+++ Input data
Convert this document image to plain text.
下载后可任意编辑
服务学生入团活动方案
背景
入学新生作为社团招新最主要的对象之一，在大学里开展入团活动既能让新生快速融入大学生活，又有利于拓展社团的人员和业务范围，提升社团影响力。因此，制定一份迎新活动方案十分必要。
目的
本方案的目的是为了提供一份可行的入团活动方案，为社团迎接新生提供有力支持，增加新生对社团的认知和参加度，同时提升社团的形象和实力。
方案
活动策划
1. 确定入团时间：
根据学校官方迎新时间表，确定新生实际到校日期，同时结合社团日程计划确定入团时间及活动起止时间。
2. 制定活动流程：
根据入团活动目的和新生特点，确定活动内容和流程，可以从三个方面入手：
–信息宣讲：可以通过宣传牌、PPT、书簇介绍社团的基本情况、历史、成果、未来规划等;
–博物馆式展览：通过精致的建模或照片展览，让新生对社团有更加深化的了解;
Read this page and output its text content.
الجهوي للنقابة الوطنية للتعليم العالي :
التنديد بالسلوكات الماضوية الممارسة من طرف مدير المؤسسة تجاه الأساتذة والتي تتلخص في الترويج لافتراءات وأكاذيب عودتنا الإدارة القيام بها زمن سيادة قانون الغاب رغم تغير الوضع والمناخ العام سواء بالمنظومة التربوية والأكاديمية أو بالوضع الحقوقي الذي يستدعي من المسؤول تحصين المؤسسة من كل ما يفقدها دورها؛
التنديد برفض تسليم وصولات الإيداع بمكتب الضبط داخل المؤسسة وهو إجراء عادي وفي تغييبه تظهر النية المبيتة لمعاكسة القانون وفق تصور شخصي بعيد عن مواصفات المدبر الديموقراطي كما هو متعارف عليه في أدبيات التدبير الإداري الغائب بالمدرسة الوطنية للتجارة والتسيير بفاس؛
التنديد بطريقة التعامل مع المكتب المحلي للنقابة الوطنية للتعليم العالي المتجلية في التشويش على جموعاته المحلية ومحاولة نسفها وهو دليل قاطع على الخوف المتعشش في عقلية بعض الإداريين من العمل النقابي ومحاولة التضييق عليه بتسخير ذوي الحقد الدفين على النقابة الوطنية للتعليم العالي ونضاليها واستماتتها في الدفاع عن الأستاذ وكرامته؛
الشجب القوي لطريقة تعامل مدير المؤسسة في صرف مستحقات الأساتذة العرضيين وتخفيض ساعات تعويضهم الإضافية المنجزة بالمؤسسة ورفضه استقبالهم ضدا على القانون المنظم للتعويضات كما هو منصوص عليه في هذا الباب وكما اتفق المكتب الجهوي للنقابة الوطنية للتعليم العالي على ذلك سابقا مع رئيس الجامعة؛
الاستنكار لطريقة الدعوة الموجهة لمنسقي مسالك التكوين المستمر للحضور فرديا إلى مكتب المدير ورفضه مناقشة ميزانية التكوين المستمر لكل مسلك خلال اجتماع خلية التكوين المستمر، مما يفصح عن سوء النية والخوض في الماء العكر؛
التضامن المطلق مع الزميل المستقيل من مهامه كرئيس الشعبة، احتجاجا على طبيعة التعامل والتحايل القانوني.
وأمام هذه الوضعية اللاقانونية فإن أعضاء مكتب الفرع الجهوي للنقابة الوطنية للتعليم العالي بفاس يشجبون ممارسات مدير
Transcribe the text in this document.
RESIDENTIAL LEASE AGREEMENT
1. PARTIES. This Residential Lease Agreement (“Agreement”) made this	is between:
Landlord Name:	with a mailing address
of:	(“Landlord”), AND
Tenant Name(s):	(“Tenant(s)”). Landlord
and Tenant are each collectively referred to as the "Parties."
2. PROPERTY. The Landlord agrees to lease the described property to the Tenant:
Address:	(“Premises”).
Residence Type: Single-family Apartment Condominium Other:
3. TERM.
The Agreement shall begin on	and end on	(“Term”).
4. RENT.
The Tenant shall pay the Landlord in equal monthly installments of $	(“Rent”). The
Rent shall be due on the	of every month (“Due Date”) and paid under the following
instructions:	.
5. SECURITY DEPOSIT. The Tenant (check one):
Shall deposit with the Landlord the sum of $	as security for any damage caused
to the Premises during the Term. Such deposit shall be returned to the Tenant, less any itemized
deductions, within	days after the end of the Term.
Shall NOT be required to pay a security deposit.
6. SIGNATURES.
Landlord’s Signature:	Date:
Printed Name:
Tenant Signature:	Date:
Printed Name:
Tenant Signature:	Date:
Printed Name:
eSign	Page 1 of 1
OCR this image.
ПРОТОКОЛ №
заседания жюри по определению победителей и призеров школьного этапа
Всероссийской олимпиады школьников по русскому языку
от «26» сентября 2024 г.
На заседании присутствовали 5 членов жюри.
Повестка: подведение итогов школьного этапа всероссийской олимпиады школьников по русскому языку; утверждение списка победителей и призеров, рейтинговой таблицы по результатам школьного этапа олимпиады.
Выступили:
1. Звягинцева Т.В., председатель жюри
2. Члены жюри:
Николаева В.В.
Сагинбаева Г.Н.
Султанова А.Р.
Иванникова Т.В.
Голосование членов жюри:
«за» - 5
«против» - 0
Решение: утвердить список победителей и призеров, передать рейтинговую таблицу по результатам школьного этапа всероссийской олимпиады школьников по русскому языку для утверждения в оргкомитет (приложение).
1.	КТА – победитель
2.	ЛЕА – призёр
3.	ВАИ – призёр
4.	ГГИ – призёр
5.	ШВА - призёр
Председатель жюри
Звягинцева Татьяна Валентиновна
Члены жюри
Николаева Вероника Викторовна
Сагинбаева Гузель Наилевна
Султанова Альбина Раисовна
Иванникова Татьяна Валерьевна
++++++
### Exercise aim
Select the lines in this material that hold the word "العالي", leaving none out.

### Reply to the task
الجهوي للنقابة الوطنية للتعليم العالي :
التنديد بطريقة التعامل مع المكتب المحلي للنقابة الوطنية للتعليم العالي المتجلية في التشويش على جموعاته المحلية ومحاولة نسفها وهو دليل قاطع على الخوف المتعشش في عقلية بعض الإداريين من العمل النقابي ومحاولة التضييق عليه بتسخير ذوي الحقد الدفين على النقابة الوطنية للتعليم العالي ونضاليها واستماتتها في الدفاع عن الأستاذ وكرامته؛
الشجب القوي لطريقة تعامل مدير المؤسسة في صرف مستحقات الأساتذة العرضيين وتخفيض ساعات تعويضهم الإضافية المنجزة بالمؤسسة ورفضه استقبالهم ضدا على القانون المنظم للتعويضات كما هو منصوص عليه في هذا الباب وكما اتفق المكتب الجهوي للنقابة الوطنية للتعليم العالي على ذلك سابقا مع رئيس الجامعة؛
وأمام هذه الوضعية اللاقانونية فإن أعضاء مكتب الفرع الجهوي للنقابة الوطنية للتعليم العالي بفاس يشجبون ممارسات مدير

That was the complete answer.